### TASK DIRECTIONS
Where does the string "document" appear? Copy every line of the entries below that holds it.

### SOURCE MATERIAL
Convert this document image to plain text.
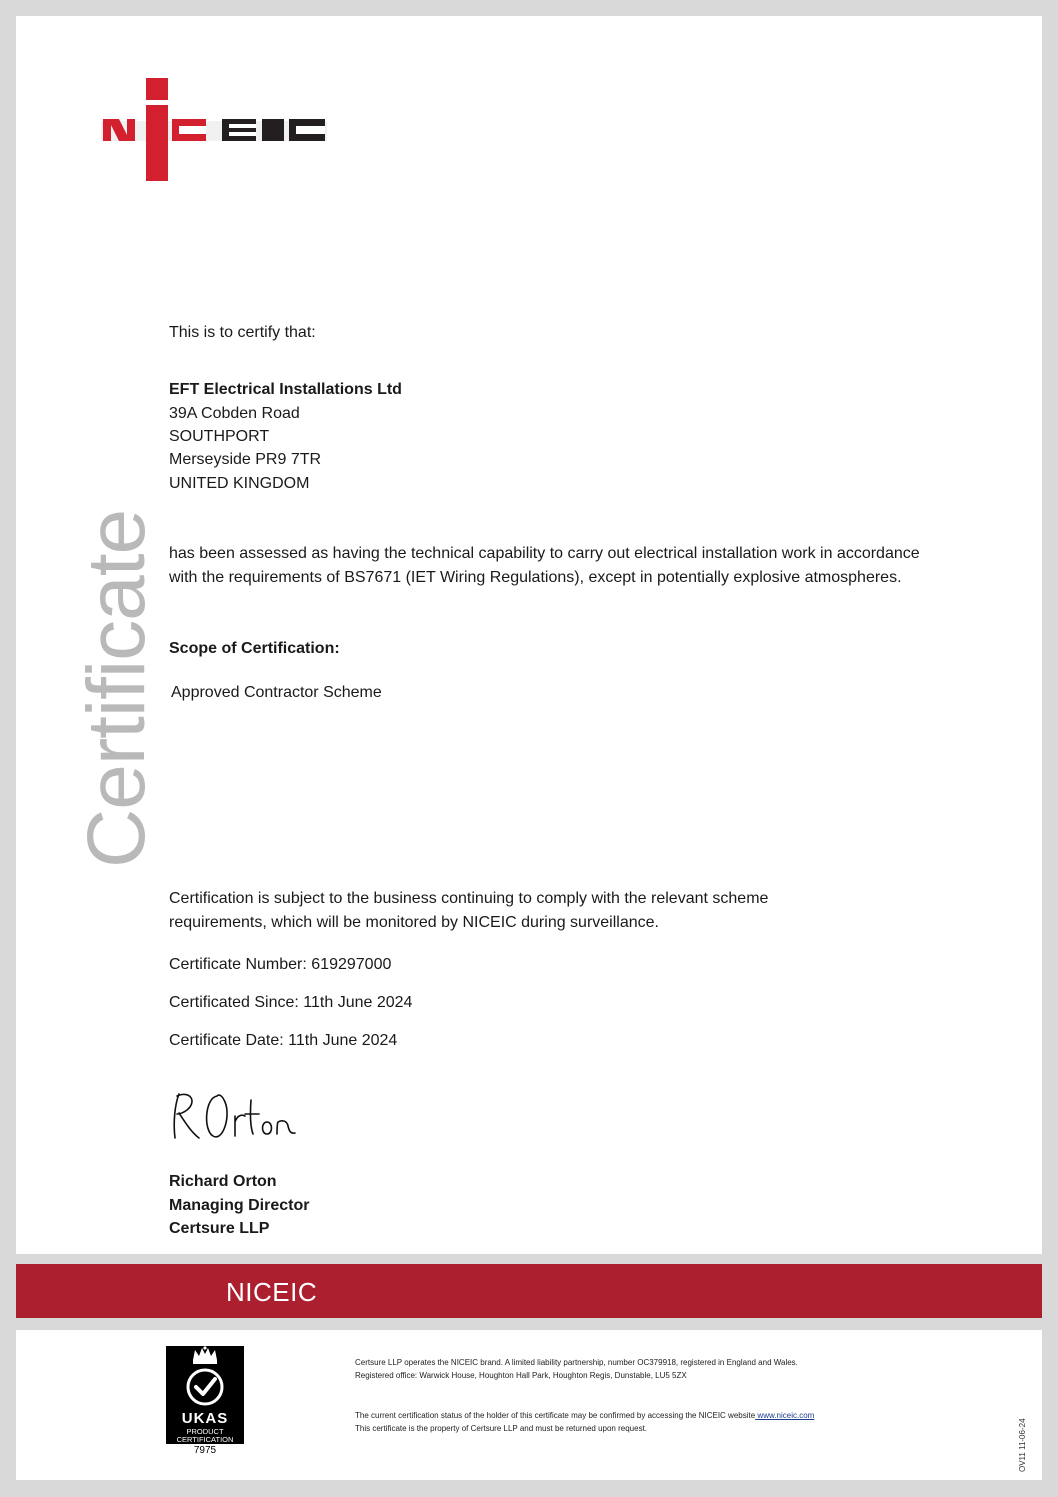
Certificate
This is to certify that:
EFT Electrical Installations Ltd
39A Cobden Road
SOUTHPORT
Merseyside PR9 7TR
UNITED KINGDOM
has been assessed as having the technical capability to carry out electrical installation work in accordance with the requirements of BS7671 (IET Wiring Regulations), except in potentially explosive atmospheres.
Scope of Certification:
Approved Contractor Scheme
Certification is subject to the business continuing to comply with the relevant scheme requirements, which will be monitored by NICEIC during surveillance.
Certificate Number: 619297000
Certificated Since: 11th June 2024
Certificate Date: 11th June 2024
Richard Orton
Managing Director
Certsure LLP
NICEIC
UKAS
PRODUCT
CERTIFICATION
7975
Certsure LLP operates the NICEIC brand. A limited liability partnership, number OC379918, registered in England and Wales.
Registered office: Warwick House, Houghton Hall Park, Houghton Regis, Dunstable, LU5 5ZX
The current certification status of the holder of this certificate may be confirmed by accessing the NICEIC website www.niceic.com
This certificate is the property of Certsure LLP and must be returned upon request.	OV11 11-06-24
---
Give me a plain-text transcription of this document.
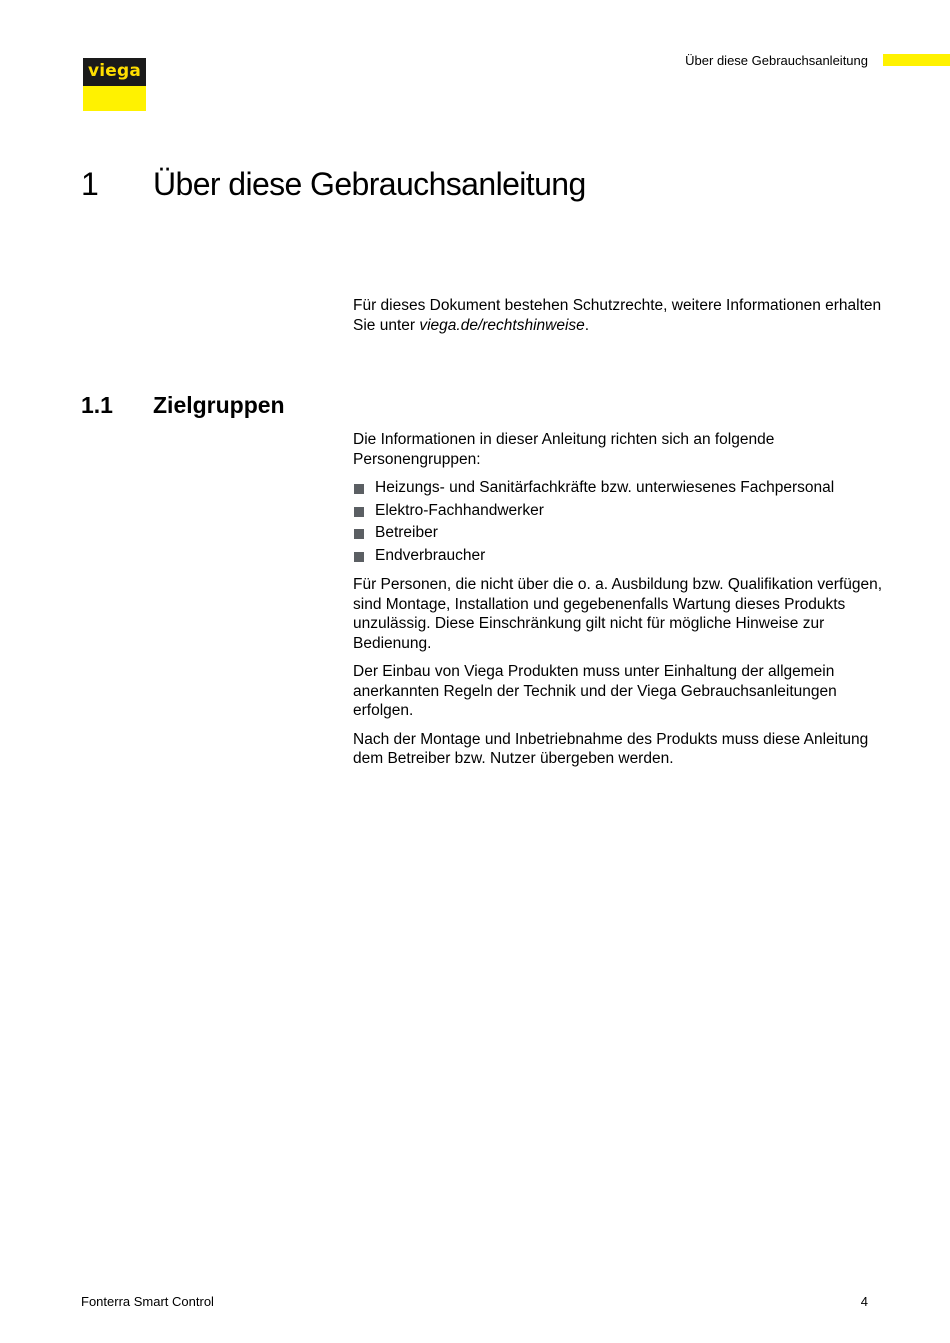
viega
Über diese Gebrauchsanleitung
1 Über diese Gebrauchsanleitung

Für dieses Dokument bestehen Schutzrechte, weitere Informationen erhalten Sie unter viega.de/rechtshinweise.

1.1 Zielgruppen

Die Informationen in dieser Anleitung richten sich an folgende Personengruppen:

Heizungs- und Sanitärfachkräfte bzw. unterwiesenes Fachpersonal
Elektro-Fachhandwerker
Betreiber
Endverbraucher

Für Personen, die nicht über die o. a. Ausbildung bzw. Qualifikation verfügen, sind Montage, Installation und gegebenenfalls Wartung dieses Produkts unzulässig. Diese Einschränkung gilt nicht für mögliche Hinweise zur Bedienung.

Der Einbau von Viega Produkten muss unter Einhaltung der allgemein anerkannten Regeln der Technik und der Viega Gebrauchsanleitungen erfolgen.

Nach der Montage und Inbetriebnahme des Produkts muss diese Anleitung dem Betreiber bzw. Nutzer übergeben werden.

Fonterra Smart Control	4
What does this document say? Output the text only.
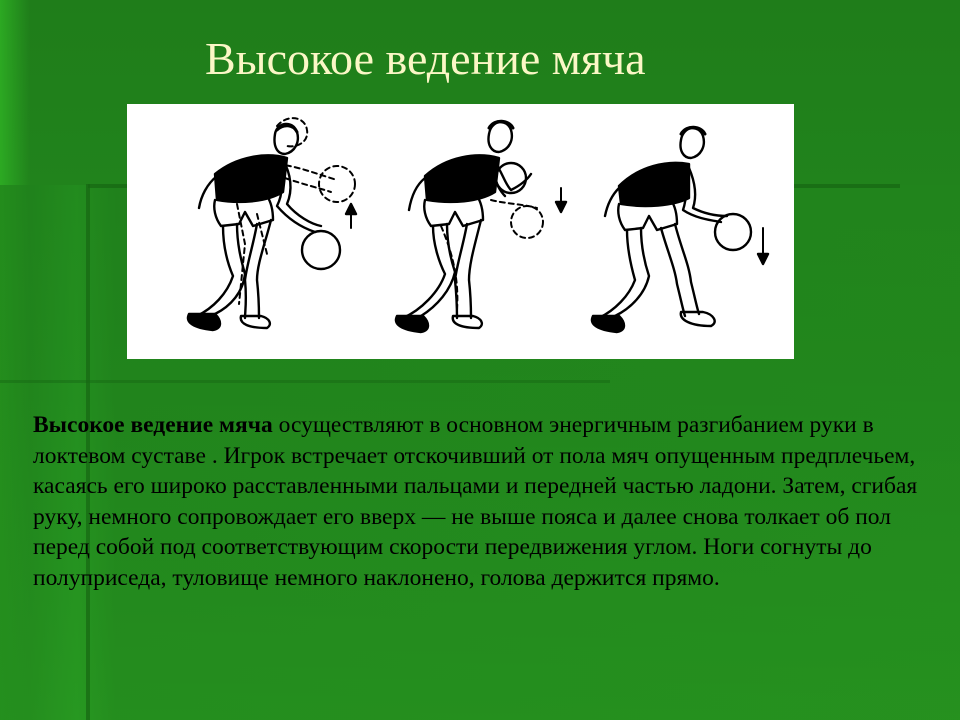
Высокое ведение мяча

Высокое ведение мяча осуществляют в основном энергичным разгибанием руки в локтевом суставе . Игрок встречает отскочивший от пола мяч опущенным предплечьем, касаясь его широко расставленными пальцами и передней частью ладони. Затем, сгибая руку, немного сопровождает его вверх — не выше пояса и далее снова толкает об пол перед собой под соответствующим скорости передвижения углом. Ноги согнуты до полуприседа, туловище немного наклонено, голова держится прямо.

### OUTPUT OF THE TASK
Convert this document image to plain text.
Give me a plain-text transcription of this document.
What does this document say? Output the text only.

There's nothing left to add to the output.